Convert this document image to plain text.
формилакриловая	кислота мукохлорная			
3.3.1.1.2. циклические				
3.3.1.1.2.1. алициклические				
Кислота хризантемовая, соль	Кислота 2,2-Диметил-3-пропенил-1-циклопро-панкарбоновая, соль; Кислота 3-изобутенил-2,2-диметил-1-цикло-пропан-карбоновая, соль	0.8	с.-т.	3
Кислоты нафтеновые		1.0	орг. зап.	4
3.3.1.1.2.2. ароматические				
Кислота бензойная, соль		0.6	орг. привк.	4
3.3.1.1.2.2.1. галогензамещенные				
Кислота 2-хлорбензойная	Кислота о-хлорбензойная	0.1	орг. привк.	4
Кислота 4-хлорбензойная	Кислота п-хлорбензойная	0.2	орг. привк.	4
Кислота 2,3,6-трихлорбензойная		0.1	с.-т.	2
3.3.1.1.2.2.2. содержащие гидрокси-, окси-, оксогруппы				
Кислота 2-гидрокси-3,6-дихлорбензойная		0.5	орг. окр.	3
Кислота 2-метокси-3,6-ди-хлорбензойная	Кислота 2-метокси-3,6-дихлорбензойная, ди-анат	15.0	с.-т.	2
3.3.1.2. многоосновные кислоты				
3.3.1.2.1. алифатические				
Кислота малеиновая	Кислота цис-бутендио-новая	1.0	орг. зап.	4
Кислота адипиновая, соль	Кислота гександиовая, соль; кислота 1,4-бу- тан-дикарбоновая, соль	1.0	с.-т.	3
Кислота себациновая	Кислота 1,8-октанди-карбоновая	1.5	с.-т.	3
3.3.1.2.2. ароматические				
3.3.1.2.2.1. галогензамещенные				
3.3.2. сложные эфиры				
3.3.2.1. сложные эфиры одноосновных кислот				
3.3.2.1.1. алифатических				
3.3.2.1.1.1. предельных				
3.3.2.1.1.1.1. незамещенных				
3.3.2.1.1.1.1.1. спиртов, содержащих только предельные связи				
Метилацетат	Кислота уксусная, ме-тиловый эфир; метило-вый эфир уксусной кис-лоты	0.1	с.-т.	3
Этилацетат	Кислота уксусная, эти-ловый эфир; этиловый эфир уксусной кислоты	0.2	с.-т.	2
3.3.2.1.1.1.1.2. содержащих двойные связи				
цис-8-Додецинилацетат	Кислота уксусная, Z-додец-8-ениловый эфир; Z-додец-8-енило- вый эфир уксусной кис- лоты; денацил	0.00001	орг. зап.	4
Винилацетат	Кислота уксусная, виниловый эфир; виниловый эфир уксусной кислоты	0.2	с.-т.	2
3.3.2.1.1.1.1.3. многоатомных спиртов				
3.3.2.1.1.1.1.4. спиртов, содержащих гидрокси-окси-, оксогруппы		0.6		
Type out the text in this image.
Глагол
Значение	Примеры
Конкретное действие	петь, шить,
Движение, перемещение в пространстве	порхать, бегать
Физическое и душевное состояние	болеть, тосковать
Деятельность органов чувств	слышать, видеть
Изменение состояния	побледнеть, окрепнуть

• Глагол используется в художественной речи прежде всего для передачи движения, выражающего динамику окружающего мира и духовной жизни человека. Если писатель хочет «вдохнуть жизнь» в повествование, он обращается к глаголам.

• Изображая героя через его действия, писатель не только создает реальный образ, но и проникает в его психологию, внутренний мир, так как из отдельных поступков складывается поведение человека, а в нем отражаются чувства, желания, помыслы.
****************************************
> _Problem details_
In the listing, find each line with the string "соль" and copy it.

> _Response to the task_
Кислота хризантемовая, соль	Кислота 2,2-Диметил-3-пропенил-1-циклопро-панкарбоновая, соль; Кислота 3-изобутенил-2,2-диметил-1-цикло-пропан-карбоновая, соль	0.8	с.-т.	3
Кислота бензойная, соль		0.6	орг. привк.	4
Кислота адипиновая, соль	Кислота гександиовая, соль; кислота 1,4-бу- тан-дикарбоновая, соль	1.0	с.-т.	3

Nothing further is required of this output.